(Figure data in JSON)
· · ·
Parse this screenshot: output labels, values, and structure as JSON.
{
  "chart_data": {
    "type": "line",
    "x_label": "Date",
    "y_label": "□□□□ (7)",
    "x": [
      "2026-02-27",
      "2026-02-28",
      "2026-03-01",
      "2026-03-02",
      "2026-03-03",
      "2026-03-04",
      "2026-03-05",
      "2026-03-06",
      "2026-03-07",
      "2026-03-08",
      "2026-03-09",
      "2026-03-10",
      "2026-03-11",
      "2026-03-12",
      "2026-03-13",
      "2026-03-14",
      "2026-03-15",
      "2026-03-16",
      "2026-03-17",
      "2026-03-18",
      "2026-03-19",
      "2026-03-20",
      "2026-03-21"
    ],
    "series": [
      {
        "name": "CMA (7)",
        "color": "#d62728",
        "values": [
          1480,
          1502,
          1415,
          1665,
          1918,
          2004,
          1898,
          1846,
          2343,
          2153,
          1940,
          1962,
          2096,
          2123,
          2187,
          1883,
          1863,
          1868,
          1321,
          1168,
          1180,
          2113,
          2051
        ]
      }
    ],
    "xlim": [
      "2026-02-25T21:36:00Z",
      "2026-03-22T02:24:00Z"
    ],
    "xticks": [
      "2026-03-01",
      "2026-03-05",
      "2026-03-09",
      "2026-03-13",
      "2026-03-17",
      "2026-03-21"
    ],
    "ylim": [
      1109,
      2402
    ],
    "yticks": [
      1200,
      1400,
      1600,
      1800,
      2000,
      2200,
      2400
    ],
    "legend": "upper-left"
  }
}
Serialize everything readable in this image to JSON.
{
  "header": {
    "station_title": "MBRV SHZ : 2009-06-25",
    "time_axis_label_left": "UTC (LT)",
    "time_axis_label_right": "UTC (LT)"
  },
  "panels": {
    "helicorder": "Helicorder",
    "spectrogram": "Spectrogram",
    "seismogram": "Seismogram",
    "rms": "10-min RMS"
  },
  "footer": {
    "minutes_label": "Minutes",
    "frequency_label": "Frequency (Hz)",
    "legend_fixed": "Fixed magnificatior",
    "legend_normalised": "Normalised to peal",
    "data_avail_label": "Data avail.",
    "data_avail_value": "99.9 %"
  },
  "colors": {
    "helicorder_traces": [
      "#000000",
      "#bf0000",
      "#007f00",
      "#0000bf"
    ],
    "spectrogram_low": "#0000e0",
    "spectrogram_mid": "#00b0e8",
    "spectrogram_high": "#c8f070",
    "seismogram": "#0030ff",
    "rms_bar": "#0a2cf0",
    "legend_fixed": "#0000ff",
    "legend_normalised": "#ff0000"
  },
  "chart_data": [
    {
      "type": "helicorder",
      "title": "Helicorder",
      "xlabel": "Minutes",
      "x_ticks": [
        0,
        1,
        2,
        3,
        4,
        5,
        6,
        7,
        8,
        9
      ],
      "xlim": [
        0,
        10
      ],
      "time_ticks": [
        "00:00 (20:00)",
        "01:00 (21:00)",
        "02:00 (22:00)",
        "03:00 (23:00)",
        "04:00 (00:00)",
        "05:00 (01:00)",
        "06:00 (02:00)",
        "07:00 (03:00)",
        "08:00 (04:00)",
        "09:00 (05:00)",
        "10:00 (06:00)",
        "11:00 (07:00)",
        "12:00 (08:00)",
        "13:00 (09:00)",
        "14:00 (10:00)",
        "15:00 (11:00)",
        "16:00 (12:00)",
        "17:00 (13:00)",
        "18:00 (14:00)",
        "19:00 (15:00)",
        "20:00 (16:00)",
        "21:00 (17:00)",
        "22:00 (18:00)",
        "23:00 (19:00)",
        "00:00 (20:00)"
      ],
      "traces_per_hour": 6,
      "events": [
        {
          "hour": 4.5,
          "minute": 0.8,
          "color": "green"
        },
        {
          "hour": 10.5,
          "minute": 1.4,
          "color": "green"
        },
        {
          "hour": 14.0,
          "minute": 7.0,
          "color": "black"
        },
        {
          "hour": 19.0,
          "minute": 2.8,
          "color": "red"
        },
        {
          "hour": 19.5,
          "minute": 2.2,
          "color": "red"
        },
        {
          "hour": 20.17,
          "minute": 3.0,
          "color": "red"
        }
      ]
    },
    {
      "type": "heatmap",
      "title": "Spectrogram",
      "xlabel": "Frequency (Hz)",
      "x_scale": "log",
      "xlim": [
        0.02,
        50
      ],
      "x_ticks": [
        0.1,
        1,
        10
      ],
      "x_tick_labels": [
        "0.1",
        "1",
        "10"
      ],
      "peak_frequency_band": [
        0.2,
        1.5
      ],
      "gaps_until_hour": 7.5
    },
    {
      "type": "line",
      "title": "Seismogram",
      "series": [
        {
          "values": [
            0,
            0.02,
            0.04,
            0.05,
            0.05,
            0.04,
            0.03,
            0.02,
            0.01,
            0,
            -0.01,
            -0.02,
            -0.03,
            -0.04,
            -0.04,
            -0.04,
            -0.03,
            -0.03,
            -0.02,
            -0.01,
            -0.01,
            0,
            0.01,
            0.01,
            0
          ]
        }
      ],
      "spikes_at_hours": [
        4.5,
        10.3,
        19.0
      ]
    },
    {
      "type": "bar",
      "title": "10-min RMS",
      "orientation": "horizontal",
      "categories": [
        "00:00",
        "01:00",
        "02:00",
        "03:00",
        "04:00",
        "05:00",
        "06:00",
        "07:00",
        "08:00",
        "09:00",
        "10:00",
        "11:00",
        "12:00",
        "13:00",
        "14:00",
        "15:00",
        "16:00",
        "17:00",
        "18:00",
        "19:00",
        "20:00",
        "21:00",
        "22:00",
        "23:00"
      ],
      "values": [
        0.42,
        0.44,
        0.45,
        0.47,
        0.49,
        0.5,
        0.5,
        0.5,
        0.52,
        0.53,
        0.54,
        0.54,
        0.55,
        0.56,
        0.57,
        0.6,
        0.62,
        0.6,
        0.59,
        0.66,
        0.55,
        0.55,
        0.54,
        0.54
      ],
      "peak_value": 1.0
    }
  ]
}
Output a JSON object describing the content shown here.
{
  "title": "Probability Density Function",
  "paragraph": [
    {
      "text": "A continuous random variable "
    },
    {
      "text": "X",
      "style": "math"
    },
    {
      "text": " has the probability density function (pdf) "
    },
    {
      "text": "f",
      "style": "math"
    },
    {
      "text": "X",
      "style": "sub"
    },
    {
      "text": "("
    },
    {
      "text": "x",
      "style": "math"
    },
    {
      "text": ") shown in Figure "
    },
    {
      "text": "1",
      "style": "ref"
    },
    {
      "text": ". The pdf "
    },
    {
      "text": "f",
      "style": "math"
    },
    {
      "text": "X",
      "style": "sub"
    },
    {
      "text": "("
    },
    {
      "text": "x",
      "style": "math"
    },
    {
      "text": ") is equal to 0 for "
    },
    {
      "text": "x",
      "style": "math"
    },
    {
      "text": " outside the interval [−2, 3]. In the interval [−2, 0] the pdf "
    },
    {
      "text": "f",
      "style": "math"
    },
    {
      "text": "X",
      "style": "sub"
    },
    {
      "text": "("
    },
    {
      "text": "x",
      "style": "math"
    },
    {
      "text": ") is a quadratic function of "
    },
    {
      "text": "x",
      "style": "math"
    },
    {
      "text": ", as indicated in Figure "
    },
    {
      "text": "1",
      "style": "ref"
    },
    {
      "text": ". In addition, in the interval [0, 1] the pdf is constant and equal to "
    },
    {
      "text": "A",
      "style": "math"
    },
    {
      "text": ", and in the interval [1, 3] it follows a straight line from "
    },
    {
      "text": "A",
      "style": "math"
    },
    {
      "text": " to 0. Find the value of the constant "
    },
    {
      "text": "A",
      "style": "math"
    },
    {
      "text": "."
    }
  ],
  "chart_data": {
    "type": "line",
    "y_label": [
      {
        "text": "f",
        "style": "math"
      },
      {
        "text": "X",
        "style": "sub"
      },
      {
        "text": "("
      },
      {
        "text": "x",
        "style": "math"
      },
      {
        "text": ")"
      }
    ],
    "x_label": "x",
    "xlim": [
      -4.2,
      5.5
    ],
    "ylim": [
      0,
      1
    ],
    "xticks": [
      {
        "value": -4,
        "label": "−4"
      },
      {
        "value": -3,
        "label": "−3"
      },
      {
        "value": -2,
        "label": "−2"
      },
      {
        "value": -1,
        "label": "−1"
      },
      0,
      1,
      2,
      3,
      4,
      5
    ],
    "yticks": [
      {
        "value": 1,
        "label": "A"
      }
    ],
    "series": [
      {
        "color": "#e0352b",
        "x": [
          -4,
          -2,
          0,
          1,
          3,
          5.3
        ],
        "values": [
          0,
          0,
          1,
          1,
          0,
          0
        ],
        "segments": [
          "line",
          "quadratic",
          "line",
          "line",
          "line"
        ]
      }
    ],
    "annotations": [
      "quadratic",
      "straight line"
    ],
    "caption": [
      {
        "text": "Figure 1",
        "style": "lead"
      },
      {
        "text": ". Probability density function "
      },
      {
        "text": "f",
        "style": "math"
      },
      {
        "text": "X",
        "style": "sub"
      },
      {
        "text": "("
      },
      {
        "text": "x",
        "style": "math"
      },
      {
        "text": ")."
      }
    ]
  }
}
· · ·
-- PROBLEM DESCRIPTION --
Gather from the entries above all lines that include the string "Minutes".

-- FULL ANSWER --
    "minutes_label": "Minutes",
      "xlabel": "Minutes",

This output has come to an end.